* Written request: Below is a listing. Gather each line of it that contains "RanchForecastSplit".

(Stored records)
>> START

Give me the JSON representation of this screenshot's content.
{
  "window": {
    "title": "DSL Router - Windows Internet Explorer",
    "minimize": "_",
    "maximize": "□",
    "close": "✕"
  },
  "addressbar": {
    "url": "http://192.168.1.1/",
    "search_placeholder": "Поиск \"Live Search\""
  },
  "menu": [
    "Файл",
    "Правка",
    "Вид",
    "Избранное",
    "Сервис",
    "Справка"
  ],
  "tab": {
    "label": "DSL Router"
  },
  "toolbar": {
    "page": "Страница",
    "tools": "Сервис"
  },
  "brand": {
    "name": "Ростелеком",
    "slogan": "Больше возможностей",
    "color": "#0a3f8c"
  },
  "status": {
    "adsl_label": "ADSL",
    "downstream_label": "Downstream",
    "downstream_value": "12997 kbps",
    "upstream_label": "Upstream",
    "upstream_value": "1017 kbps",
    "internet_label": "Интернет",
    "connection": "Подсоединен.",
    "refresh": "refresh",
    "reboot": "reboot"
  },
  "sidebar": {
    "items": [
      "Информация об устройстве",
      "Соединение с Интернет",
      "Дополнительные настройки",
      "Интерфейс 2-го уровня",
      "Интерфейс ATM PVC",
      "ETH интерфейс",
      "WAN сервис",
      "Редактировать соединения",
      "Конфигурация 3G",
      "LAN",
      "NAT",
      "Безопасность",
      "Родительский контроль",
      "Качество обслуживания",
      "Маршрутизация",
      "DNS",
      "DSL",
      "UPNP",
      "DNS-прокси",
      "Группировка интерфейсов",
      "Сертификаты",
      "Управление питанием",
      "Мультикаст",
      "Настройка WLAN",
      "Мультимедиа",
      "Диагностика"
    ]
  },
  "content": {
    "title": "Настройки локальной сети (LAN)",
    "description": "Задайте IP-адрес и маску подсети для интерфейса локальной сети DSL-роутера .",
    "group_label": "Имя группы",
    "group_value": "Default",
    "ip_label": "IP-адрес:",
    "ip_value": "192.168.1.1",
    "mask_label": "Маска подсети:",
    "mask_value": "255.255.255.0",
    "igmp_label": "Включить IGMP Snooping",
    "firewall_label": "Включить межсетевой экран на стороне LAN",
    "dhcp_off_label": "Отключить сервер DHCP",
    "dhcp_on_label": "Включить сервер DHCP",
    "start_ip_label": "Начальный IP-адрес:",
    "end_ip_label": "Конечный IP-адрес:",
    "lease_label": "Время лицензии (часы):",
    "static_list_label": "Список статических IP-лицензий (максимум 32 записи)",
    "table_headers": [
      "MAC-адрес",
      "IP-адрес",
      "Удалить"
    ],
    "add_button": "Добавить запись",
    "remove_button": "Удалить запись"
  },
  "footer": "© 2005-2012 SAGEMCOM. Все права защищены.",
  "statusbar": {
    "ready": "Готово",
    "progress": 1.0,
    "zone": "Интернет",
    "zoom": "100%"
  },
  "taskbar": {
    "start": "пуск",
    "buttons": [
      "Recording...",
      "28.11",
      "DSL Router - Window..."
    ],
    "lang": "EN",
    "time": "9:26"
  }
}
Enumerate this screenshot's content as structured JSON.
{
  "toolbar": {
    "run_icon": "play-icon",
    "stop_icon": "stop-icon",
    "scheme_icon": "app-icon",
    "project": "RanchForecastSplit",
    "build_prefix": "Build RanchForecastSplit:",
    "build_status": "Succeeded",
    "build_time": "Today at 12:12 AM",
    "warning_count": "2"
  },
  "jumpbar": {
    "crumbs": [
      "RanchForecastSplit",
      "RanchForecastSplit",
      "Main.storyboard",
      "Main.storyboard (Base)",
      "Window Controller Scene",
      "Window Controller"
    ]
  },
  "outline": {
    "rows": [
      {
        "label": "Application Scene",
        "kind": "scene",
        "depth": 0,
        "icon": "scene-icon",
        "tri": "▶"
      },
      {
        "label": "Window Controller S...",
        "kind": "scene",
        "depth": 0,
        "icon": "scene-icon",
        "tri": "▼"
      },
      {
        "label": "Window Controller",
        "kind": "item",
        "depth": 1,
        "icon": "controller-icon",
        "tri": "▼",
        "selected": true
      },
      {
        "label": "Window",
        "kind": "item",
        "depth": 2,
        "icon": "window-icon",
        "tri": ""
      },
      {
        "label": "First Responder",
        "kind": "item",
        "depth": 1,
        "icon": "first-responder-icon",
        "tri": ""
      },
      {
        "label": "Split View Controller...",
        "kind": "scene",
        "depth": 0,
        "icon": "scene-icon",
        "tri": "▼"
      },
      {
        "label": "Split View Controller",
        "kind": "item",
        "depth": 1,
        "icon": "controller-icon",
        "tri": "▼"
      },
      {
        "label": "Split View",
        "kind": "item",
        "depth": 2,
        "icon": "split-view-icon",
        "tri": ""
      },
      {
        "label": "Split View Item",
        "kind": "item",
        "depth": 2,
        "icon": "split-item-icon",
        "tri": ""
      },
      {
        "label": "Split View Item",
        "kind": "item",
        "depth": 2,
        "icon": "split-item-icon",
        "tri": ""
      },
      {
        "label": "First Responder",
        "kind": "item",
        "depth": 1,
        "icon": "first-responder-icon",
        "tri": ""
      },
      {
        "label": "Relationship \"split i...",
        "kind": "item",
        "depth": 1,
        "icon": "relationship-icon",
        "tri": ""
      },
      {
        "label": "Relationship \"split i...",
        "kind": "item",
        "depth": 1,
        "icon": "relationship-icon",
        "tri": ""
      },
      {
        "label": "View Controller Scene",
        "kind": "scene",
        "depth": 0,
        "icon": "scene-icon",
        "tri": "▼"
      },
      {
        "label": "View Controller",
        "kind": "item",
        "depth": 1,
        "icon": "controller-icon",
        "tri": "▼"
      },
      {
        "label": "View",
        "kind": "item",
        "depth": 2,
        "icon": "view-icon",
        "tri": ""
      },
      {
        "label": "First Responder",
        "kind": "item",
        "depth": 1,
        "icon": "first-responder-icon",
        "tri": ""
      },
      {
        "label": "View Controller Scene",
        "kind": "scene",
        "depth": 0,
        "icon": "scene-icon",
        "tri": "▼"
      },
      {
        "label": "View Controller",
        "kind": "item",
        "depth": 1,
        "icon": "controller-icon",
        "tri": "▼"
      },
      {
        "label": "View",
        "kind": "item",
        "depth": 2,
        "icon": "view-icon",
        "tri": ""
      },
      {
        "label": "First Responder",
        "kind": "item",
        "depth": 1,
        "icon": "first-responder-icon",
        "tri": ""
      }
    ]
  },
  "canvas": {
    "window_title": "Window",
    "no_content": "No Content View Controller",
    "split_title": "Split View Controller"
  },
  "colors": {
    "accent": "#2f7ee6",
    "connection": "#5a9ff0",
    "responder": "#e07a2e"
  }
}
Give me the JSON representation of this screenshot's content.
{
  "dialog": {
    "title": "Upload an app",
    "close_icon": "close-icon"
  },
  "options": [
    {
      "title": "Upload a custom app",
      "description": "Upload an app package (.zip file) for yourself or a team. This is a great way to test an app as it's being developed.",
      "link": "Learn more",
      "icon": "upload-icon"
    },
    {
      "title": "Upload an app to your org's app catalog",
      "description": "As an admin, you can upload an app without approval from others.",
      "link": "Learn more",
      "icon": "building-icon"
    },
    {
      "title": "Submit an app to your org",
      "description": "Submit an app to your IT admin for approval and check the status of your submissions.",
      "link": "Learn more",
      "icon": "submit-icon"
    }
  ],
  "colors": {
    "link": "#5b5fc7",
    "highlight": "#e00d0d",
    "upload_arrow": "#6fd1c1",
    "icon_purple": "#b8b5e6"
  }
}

>> END

* Final answer:
    "project": "RanchForecastSplit",
    "build_prefix": "Build RanchForecastSplit:",
      "RanchForecastSplit",
      "RanchForecastSplit",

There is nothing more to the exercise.